THE REQUEST
Make an exact copy of the entries below with the pictures removed.

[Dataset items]
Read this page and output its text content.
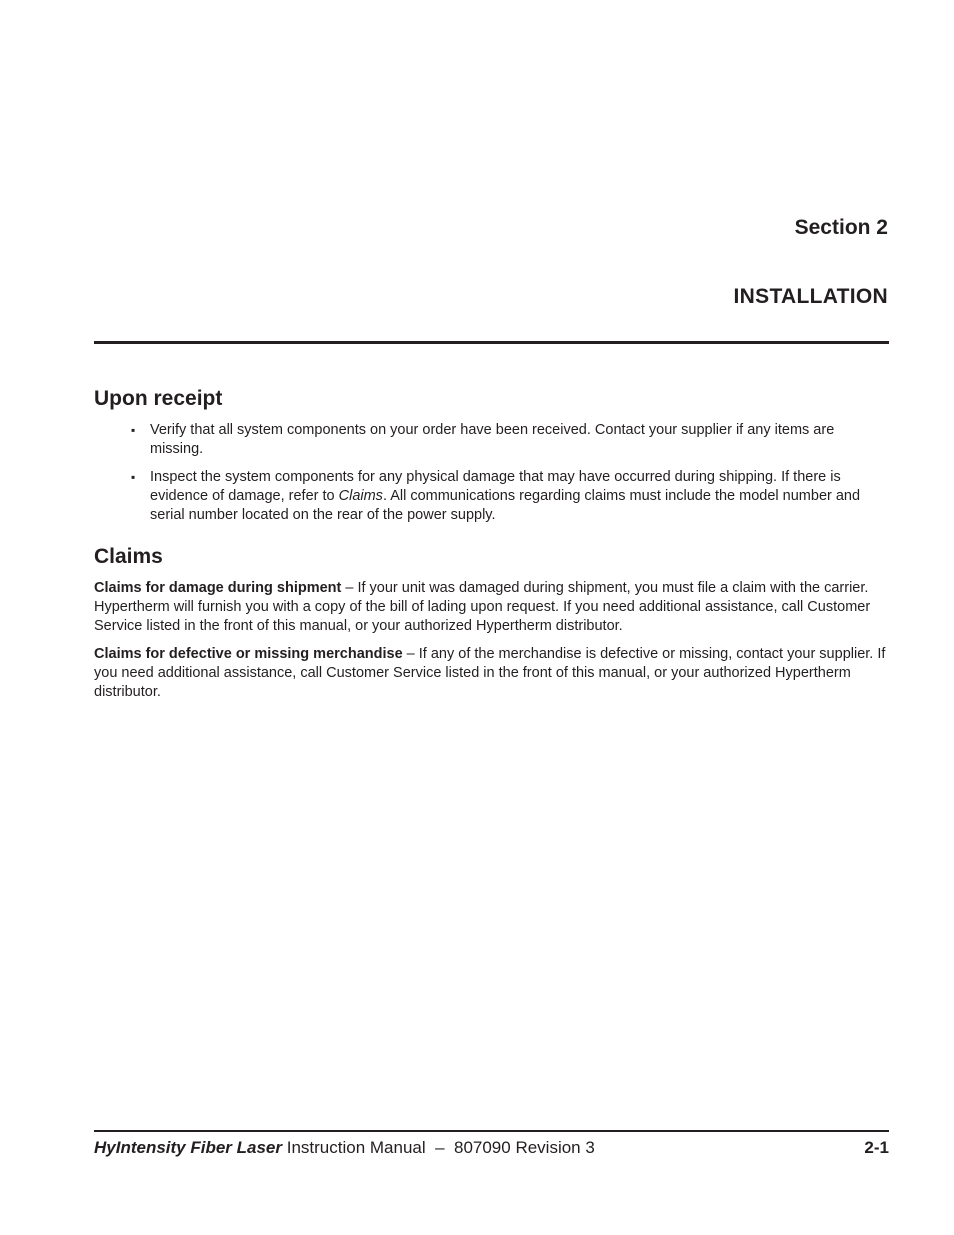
Section 2
INSTALLATION
Upon receipt
▪ Verify that all system components on your order have been received. Contact your supplier if any items are missing.
▪ Inspect the system components for any physical damage that may have occurred during shipping. If there is evidence of damage, refer to Claims. All communications regarding claims must include the model number and serial number located on the rear of the power supply.
Claims

Claims for damage during shipment – If your unit was damaged during shipment, you must file a claim with the carrier. Hypertherm will furnish you with a copy of the bill of lading upon request. If you need additional assistance, call Customer Service listed in the front of this manual, or your authorized Hypertherm distributor.

Claims for defective or missing merchandise – If any of the merchandise is defective or missing, contact your supplier. If you need additional assistance, call Customer Service listed in the front of this manual, or your authorized Hypertherm distributor.

HyIntensity Fiber Laser Instruction Manual  –  807090 Revision 3	2-1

OUTPUT FOR THIS EXERCISE
Read this page and output its text content.
Section 2
INSTALLATION
Upon receipt
▪ Verify that all system components on your order have been received. Contact your supplier if any items are missing.
▪ Inspect the system components for any physical damage that may have occurred during shipping. If there is evidence of damage, refer to Claims. All communications regarding claims must include the model number and serial number located on the rear of the power supply.
Claims

Claims for damage during shipment – If your unit was damaged during shipment, you must file a claim with the carrier. Hypertherm will furnish you with a copy of the bill of lading upon request. If you need additional assistance, call Customer Service listed in the front of this manual, or your authorized Hypertherm distributor.

Claims for defective or missing merchandise – If any of the merchandise is defective or missing, contact your supplier. If you need additional assistance, call Customer Service listed in the front of this manual, or your authorized Hypertherm distributor.

HyIntensity Fiber Laser Instruction Manual  –  807090 Revision 3	2-1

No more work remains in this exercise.